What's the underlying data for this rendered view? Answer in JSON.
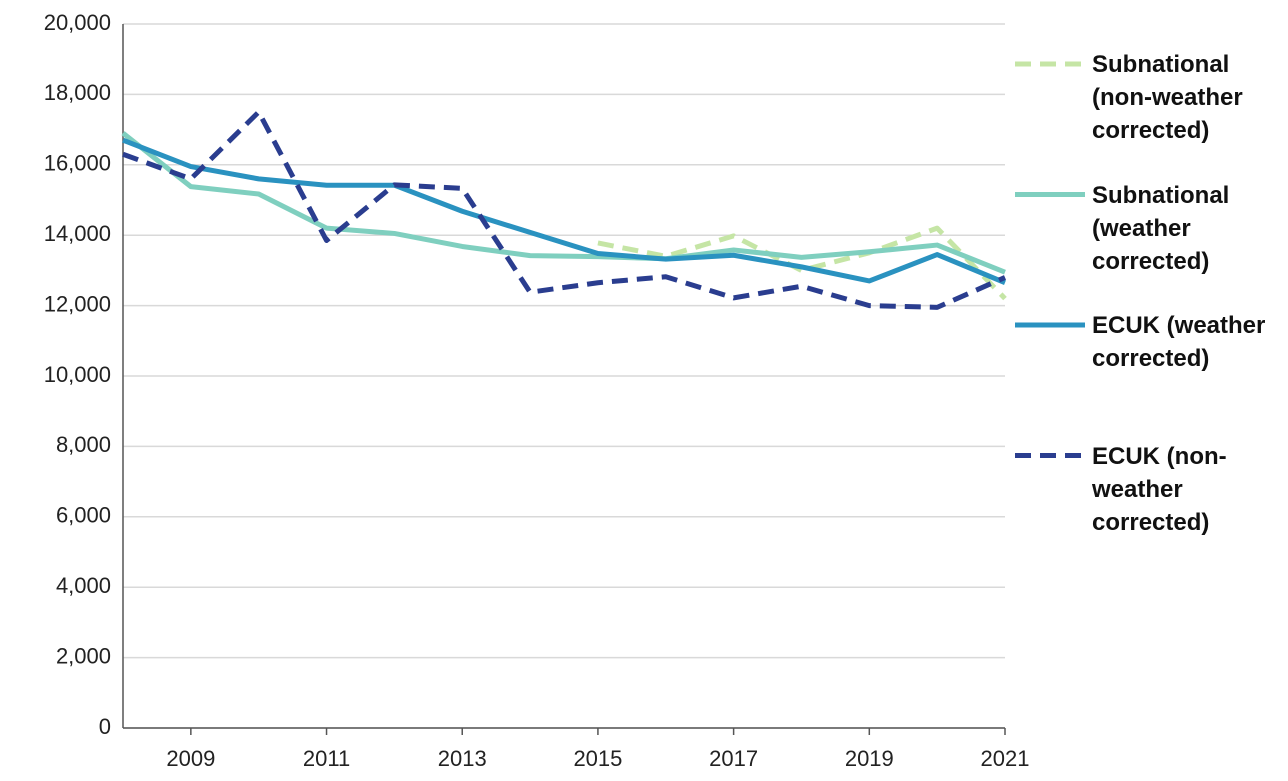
{
  "chart_data": {
    "type": "line",
    "x": [
      2008,
      2009,
      2010,
      2011,
      2012,
      2013,
      2014,
      2015,
      2016,
      2017,
      2018,
      2019,
      2020,
      2021
    ],
    "xlim": [
      2008,
      2021
    ],
    "xticks": [
      2009,
      2011,
      2013,
      2015,
      2017,
      2019,
      2021
    ],
    "ylim": [
      0,
      20000
    ],
    "yticks": [
      0,
      {
        "value": 2000,
        "label": "2,000"
      },
      {
        "value": 4000,
        "label": "4,000"
      },
      {
        "value": 6000,
        "label": "6,000"
      },
      {
        "value": 8000,
        "label": "8,000"
      },
      {
        "value": 10000,
        "label": "10,000"
      },
      {
        "value": 12000,
        "label": "12,000"
      },
      {
        "value": 14000,
        "label": "14,000"
      },
      {
        "value": 16000,
        "label": "16,000"
      },
      {
        "value": 18000,
        "label": "18,000"
      },
      {
        "value": 20000,
        "label": "20,000"
      }
    ],
    "grid": true,
    "legend": "right",
    "series": [
      {
        "name": "Subnational (non-weather corrected)",
        "color": "#c5e5a5",
        "dashed": true,
        "values": [
          null,
          null,
          null,
          null,
          null,
          null,
          null,
          13780,
          13400,
          13980,
          13000,
          13500,
          14200,
          12200
        ]
      },
      {
        "name": "Subnational (weather corrected)",
        "color": "#7fcfbf",
        "dashed": false,
        "values": [
          16900,
          15380,
          15170,
          14200,
          14050,
          13680,
          13420,
          13390,
          13330,
          13580,
          13370,
          13530,
          13720,
          12950
        ]
      },
      {
        "name": "ECUK (weather corrected)",
        "color": "#2a92c0",
        "dashed": false,
        "values": [
          16700,
          15950,
          15600,
          15420,
          15420,
          14680,
          14080,
          13480,
          13320,
          13430,
          13100,
          12700,
          13450,
          12650
        ]
      },
      {
        "name": "ECUK (non-weather corrected)",
        "color": "#2a3d8f",
        "dashed": true,
        "values": [
          16300,
          15600,
          17500,
          13850,
          15430,
          15330,
          12380,
          12650,
          12820,
          12220,
          12550,
          12000,
          11950,
          12800
        ]
      }
    ]
  }
}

» Do this: Repeat the material above verbatim. Leave the pictures behind.

» Output of the task:
What's the underlying data for this rendered view? Answer in JSON.
{
  "chart_data": {
    "type": "line",
    "x": [
      2008,
      2009,
      2010,
      2011,
      2012,
      2013,
      2014,
      2015,
      2016,
      2017,
      2018,
      2019,
      2020,
      2021
    ],
    "xlim": [
      2008,
      2021
    ],
    "xticks": [
      2009,
      2011,
      2013,
      2015,
      2017,
      2019,
      2021
    ],
    "ylim": [
      0,
      20000
    ],
    "yticks": [
      0,
      {
        "value": 2000,
        "label": "2,000"
      },
      {
        "value": 4000,
        "label": "4,000"
      },
      {
        "value": 6000,
        "label": "6,000"
      },
      {
        "value": 8000,
        "label": "8,000"
      },
      {
        "value": 10000,
        "label": "10,000"
      },
      {
        "value": 12000,
        "label": "12,000"
      },
      {
        "value": 14000,
        "label": "14,000"
      },
      {
        "value": 16000,
        "label": "16,000"
      },
      {
        "value": 18000,
        "label": "18,000"
      },
      {
        "value": 20000,
        "label": "20,000"
      }
    ],
    "grid": true,
    "legend": "right",
    "series": [
      {
        "name": "Subnational (non-weather corrected)",
        "color": "#c5e5a5",
        "dashed": true,
        "values": [
          null,
          null,
          null,
          null,
          null,
          null,
          null,
          13780,
          13400,
          13980,
          13000,
          13500,
          14200,
          12200
        ]
      },
      {
        "name": "Subnational (weather corrected)",
        "color": "#7fcfbf",
        "dashed": false,
        "values": [
          16900,
          15380,
          15170,
          14200,
          14050,
          13680,
          13420,
          13390,
          13330,
          13580,
          13370,
          13530,
          13720,
          12950
        ]
      },
      {
        "name": "ECUK (weather corrected)",
        "color": "#2a92c0",
        "dashed": false,
        "values": [
          16700,
          15950,
          15600,
          15420,
          15420,
          14680,
          14080,
          13480,
          13320,
          13430,
          13100,
          12700,
          13450,
          12650
        ]
      },
      {
        "name": "ECUK (non-weather corrected)",
        "color": "#2a3d8f",
        "dashed": true,
        "values": [
          16300,
          15600,
          17500,
          13850,
          15430,
          15330,
          12380,
          12650,
          12820,
          12220,
          12550,
          12000,
          11950,
          12800
        ]
      }
    ]
  }
}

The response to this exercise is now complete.